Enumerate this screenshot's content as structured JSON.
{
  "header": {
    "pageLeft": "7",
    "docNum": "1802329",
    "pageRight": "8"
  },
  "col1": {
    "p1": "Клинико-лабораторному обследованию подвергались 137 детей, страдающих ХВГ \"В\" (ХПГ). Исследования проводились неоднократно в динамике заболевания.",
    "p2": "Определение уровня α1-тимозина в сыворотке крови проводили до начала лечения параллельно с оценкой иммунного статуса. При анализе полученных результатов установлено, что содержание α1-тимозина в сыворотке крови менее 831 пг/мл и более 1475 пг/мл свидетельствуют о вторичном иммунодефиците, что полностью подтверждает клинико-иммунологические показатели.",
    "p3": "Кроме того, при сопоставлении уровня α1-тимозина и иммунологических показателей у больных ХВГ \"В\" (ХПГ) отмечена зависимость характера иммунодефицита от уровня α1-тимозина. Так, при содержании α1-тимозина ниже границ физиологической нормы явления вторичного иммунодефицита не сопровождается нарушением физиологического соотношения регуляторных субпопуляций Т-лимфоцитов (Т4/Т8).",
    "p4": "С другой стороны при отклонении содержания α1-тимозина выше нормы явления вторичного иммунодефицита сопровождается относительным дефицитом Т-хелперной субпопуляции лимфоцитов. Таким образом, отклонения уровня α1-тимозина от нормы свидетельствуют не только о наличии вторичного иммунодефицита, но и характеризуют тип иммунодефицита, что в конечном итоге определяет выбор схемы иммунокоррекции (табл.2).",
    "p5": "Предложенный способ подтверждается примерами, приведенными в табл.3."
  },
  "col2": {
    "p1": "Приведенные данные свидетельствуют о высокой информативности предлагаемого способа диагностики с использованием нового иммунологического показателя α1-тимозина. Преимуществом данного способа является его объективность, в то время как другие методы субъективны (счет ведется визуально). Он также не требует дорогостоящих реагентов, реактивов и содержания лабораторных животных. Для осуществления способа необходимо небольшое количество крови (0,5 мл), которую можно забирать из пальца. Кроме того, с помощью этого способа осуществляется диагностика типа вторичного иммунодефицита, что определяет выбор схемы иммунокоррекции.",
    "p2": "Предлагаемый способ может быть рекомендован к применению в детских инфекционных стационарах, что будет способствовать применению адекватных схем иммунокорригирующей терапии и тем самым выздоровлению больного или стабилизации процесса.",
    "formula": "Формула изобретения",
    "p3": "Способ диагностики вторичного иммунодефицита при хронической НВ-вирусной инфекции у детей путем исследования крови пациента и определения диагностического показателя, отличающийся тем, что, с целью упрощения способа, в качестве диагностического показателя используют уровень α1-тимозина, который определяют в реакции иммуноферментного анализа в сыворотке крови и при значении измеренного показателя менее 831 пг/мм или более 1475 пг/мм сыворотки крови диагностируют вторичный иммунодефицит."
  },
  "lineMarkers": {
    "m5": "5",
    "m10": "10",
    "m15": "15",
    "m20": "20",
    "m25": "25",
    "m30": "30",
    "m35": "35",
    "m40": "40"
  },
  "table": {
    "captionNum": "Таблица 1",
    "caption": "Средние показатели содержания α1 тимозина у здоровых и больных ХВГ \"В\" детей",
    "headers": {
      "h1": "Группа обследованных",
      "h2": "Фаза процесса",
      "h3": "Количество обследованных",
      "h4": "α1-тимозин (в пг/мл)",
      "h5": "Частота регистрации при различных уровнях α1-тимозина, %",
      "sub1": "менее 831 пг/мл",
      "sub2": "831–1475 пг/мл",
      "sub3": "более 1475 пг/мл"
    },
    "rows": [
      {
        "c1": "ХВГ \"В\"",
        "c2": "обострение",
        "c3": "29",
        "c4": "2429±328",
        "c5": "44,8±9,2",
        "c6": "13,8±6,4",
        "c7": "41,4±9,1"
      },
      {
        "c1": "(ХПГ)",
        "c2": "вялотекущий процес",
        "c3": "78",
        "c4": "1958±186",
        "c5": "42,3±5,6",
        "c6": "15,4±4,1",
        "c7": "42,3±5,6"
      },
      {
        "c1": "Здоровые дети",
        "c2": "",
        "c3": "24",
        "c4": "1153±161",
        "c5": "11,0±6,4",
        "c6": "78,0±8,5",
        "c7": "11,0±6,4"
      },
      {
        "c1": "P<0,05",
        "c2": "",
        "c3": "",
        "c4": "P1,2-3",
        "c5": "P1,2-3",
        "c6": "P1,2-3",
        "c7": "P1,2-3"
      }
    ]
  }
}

...

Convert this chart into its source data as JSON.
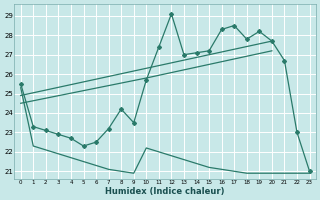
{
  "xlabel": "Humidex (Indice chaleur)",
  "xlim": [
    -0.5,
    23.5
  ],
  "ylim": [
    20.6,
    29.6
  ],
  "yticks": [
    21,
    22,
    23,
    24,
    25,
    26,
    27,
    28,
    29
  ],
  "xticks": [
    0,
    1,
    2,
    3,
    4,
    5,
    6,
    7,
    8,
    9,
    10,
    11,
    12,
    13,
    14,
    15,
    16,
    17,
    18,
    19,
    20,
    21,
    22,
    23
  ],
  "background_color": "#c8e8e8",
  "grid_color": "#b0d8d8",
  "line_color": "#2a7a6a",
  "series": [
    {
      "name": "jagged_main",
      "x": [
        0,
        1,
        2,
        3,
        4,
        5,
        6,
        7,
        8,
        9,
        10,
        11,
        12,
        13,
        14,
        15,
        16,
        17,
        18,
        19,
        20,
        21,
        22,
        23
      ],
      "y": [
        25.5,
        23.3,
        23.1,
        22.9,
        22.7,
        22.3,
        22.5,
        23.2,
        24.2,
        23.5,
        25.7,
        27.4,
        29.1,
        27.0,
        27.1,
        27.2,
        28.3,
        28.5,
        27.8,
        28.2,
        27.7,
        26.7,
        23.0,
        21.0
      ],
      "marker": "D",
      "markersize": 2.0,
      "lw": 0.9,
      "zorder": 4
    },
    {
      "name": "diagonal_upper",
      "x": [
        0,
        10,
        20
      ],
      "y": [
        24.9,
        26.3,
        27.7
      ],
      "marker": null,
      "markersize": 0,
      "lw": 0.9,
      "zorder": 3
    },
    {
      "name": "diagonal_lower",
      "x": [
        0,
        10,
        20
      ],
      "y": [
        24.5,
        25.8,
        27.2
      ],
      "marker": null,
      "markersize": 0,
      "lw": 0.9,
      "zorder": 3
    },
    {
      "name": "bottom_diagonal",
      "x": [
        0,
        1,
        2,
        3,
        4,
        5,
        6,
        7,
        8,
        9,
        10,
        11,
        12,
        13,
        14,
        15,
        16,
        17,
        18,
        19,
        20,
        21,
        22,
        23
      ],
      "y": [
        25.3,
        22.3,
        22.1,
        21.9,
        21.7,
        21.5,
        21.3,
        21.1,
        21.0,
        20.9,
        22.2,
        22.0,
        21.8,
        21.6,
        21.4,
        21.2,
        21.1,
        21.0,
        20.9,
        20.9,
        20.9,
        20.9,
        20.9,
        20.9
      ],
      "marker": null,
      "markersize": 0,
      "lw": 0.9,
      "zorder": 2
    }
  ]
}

...

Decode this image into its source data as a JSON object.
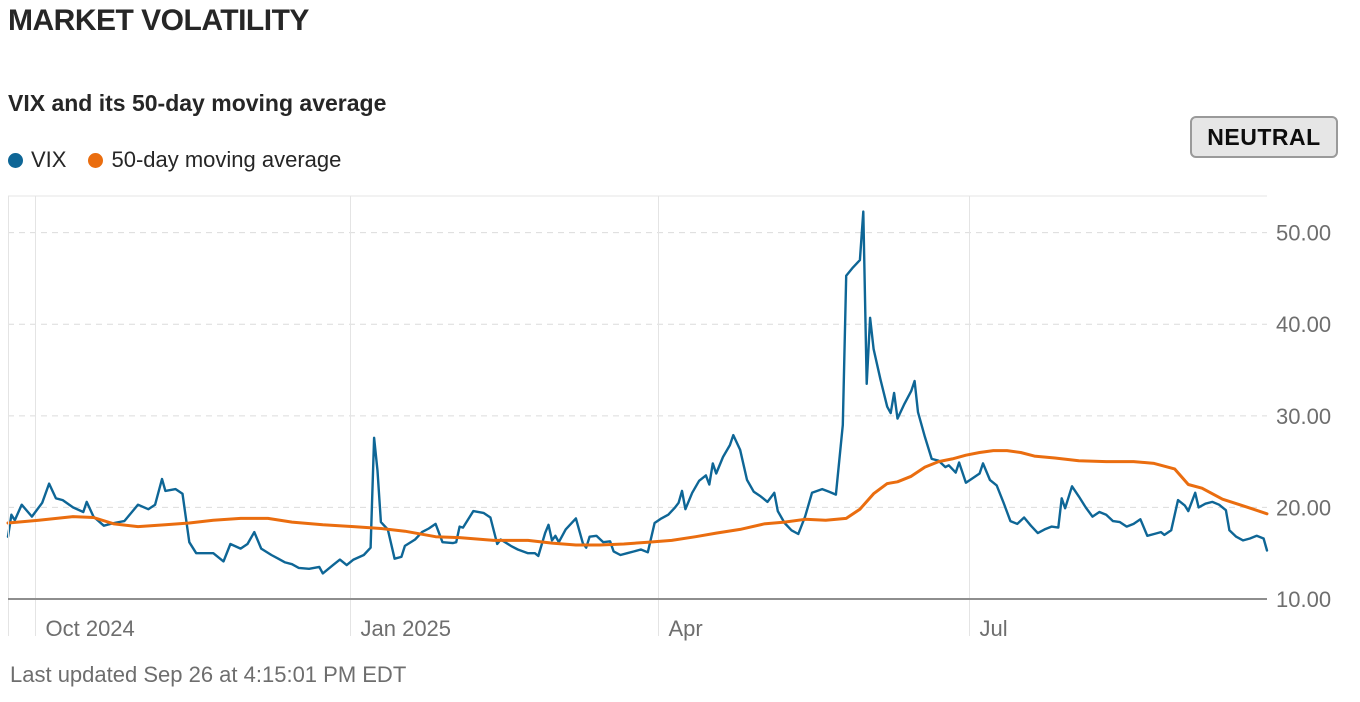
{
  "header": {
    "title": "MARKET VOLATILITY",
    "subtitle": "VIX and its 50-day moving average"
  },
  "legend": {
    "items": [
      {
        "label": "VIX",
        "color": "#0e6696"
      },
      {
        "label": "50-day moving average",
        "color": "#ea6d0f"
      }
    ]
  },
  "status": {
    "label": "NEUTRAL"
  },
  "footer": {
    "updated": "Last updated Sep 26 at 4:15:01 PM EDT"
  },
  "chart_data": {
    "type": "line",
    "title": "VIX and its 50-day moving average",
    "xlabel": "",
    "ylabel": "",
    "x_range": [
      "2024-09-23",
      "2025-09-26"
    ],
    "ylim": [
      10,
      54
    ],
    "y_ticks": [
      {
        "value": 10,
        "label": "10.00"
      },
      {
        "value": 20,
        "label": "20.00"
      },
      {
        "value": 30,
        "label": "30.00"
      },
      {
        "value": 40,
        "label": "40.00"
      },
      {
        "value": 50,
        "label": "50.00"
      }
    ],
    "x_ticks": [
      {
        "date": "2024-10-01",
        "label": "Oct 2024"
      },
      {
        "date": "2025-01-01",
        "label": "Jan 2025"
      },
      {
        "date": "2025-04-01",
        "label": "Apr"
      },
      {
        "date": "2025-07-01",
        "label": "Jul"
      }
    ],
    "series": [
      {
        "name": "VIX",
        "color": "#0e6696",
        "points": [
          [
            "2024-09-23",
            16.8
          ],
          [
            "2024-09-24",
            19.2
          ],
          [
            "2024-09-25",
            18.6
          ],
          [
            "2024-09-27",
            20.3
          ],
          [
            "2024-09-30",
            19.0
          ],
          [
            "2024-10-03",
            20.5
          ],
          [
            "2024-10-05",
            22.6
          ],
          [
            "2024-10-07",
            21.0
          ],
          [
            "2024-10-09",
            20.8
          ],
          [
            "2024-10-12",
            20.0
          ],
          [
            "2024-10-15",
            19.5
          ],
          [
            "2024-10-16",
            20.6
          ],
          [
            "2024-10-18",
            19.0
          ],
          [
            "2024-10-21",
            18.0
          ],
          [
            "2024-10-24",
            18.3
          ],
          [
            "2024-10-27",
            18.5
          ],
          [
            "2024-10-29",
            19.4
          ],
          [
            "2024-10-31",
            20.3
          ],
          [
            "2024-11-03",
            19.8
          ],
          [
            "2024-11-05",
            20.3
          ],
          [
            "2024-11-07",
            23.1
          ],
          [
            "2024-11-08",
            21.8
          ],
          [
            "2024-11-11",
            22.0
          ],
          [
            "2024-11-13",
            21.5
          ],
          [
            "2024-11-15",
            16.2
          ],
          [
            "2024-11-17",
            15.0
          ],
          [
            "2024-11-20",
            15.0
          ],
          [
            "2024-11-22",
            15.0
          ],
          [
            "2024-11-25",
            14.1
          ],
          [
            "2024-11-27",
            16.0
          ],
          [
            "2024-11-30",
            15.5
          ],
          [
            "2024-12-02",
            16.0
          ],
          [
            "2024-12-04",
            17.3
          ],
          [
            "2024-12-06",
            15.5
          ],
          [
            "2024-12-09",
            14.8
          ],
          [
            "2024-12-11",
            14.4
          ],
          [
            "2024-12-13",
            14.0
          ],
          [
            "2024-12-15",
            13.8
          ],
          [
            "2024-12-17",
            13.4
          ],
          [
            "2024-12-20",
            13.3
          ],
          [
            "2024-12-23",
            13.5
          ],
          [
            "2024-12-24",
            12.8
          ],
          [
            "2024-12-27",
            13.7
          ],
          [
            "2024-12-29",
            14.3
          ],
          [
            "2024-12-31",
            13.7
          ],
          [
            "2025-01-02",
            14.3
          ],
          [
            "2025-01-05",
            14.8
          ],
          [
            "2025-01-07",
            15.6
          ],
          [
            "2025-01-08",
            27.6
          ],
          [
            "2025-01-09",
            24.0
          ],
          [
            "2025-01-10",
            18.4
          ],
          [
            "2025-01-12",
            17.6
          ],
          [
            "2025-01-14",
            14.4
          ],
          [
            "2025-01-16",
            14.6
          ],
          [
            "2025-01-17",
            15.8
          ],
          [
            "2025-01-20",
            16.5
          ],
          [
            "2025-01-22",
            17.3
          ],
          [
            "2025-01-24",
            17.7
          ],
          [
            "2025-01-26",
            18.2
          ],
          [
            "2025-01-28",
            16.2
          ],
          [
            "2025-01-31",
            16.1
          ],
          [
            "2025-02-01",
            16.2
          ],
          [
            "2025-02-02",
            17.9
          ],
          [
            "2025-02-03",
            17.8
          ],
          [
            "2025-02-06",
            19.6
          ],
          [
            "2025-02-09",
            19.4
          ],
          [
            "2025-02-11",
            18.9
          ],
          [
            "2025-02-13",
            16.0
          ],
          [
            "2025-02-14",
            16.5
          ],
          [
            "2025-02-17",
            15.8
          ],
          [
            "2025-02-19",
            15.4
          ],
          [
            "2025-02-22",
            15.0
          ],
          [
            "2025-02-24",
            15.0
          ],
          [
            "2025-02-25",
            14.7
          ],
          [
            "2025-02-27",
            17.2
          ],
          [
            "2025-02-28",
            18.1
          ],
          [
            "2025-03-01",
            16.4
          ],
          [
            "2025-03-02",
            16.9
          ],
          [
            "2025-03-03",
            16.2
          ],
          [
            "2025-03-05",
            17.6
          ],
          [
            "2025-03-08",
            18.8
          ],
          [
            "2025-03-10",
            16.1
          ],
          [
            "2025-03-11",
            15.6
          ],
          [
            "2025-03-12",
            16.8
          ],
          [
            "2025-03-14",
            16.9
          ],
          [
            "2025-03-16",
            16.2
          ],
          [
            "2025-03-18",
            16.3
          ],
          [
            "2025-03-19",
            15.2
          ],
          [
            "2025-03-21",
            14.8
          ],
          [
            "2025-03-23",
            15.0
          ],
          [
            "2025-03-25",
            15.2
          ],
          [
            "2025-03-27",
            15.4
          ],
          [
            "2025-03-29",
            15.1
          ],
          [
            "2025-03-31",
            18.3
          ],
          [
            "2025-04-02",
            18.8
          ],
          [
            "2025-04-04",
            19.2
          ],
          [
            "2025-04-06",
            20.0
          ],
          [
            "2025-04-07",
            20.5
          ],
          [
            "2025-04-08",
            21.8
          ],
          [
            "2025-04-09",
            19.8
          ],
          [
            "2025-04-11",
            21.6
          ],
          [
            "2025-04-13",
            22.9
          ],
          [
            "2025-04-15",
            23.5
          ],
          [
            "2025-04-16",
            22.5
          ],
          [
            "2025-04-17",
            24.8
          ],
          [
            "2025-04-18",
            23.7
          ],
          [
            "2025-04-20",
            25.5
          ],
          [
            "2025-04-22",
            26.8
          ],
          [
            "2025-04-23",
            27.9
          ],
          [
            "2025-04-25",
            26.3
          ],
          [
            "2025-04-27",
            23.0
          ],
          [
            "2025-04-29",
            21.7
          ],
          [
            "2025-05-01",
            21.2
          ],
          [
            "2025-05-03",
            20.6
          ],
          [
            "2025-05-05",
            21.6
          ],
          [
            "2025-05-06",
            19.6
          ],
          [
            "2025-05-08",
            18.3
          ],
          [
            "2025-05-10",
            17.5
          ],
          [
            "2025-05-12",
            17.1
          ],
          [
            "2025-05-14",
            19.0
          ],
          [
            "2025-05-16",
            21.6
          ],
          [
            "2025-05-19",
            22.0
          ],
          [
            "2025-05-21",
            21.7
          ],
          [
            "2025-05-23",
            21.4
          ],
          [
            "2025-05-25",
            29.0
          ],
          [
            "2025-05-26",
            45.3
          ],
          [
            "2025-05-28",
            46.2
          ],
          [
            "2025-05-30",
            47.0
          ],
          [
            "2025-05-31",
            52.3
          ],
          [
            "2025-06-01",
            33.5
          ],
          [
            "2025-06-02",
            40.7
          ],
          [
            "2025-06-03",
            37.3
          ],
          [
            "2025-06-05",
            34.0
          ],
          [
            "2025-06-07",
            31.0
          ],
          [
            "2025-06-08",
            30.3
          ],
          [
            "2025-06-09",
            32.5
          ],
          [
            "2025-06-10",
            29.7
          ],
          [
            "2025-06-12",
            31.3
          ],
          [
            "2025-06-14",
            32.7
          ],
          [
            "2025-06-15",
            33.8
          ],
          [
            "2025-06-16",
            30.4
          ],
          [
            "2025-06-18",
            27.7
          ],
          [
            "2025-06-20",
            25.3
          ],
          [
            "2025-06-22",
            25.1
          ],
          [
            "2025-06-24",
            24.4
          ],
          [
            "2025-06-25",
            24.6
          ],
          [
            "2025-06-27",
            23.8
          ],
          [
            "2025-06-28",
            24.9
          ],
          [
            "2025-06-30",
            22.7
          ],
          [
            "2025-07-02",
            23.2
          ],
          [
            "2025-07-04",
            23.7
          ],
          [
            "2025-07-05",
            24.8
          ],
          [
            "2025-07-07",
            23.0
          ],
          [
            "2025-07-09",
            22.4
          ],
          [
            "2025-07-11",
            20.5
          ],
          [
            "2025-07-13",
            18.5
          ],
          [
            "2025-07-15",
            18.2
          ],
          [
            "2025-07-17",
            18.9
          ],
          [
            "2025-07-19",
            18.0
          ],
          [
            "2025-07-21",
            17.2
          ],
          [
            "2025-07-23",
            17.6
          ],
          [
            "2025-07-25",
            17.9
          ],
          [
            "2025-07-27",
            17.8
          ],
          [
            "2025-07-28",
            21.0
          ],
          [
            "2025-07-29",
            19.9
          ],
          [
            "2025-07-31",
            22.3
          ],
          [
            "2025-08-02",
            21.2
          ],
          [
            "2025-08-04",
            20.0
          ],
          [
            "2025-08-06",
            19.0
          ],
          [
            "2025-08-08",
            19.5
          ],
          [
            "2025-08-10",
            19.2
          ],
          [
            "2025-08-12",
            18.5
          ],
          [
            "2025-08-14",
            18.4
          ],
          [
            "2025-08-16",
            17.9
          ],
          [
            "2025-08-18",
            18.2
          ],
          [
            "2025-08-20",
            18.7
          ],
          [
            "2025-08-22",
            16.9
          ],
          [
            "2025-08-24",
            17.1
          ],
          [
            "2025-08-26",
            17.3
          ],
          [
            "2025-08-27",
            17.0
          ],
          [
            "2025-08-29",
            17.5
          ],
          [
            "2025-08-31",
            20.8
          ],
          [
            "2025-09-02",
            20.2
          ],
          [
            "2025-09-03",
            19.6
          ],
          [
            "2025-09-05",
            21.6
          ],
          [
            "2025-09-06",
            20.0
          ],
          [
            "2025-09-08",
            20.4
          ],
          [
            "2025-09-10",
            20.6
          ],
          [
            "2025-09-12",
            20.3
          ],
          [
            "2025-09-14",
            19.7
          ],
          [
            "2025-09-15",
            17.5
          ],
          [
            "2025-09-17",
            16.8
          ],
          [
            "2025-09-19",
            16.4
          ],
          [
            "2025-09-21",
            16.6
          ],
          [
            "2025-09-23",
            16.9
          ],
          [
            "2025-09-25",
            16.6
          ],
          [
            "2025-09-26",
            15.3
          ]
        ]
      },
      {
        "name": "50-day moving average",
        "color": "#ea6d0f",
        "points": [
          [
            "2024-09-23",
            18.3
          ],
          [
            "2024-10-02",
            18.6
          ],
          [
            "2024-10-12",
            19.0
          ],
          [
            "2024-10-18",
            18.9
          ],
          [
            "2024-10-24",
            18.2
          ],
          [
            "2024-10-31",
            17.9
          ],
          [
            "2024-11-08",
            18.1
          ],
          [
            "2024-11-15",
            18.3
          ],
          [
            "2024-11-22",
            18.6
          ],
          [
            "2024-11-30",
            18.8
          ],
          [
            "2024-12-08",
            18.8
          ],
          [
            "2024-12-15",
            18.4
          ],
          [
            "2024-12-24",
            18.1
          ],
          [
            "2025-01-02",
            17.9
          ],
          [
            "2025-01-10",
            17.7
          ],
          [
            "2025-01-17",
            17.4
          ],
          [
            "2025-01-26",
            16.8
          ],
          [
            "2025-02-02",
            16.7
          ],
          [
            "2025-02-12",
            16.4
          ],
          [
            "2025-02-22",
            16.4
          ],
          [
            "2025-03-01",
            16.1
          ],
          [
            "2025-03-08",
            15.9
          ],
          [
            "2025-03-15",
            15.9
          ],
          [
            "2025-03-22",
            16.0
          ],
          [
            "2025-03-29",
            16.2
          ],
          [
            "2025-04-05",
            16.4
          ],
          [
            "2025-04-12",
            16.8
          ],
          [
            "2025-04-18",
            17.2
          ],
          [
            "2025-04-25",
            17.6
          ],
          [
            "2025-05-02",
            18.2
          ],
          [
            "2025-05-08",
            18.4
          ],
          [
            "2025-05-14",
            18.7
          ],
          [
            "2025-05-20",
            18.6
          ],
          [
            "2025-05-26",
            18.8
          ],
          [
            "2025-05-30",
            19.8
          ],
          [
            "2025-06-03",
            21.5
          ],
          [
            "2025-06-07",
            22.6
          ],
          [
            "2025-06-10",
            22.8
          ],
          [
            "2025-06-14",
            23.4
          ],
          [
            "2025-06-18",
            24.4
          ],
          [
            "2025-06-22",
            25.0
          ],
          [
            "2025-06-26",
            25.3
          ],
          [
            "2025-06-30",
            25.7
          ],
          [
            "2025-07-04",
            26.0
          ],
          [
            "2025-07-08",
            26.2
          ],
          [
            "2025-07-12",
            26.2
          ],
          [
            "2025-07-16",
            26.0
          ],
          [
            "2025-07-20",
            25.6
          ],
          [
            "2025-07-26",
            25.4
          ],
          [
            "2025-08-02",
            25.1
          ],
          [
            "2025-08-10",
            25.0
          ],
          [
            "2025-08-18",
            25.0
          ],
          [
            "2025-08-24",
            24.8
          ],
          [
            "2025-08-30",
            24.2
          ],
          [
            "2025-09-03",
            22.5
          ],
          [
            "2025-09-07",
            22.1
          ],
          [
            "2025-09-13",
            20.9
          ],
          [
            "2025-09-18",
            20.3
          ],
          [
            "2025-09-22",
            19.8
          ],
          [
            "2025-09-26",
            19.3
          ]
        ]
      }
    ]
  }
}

■ **Aim**
Show all lines from the records above where the word "this" occurs.

■ **Written response**
Enumerate this screenshot's content as structured JSON.
Convert this chart into its source data as JSON.
Decode this image into its source data as a JSON object.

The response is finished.